Restate the data exactly as given and keep the pictures out.

**** SUPPLIED MATERIAL ****

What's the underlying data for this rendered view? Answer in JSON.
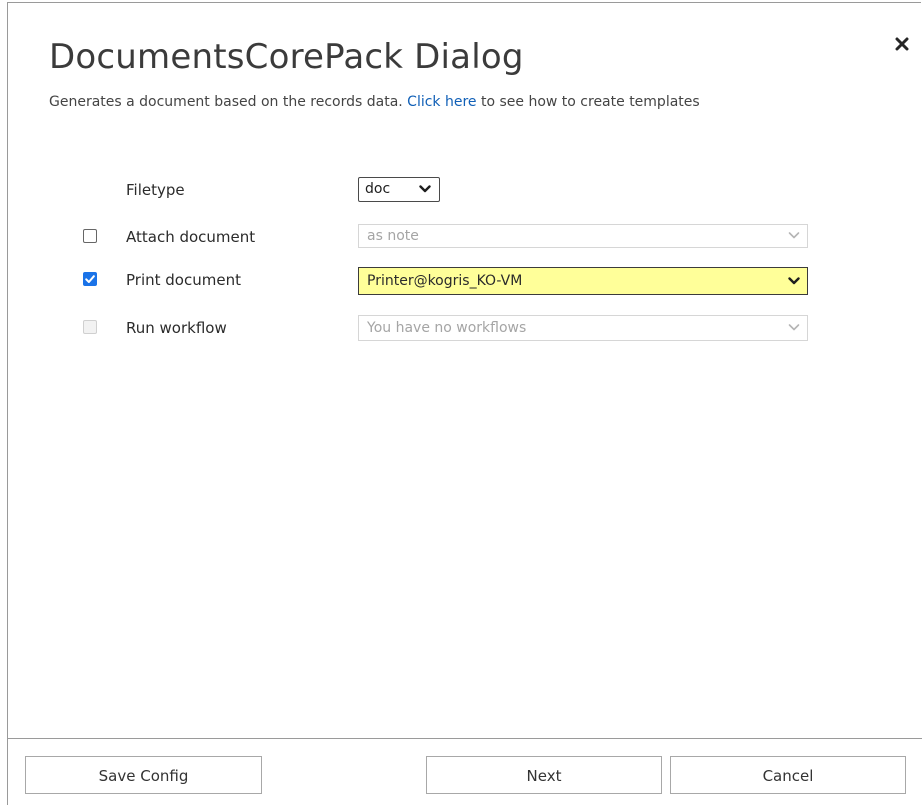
{
  "dialog": {
    "title": "DocumentsCorePack Dialog",
    "subtitle_prefix": "Generates a document based on the records data. ",
    "subtitle_link": "Click here",
    "subtitle_suffix": " to see how to create templates",
    "close_icon": "close-icon"
  },
  "form": {
    "filetype": {
      "label": "Filetype",
      "value": "doc"
    },
    "attach": {
      "label": "Attach document",
      "checked": false,
      "value": "as note"
    },
    "print": {
      "label": "Print document",
      "checked": true,
      "value": "Printer@kogris_KO-VM"
    },
    "workflow": {
      "label": "Run workflow",
      "checked": false,
      "disabled": true,
      "value": "You have no workflows"
    }
  },
  "footer": {
    "save_label": "Save Config",
    "next_label": "Next",
    "cancel_label": "Cancel"
  },
  "colors": {
    "link": "#1160b7",
    "highlight": "#ffff99",
    "checkbox_checked": "#1a73e8"
  }
}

****

■ **ANSWER TO THIS EXERCISE**:
What's the underlying data for this rendered view? Answer in JSON.
{
  "dialog": {
    "title": "DocumentsCorePack Dialog",
    "subtitle_prefix": "Generates a document based on the records data. ",
    "subtitle_link": "Click here",
    "subtitle_suffix": " to see how to create templates",
    "close_icon": "close-icon"
  },
  "form": {
    "filetype": {
      "label": "Filetype",
      "value": "doc"
    },
    "attach": {
      "label": "Attach document",
      "checked": false,
      "value": "as note"
    },
    "print": {
      "label": "Print document",
      "checked": true,
      "value": "Printer@kogris_KO-VM"
    },
    "workflow": {
      "label": "Run workflow",
      "checked": false,
      "disabled": true,
      "value": "You have no workflows"
    }
  },
  "footer": {
    "save_label": "Save Config",
    "next_label": "Next",
    "cancel_label": "Cancel"
  },
  "colors": {
    "link": "#1160b7",
    "highlight": "#ffff99",
    "checkbox_checked": "#1a73e8"
  }
}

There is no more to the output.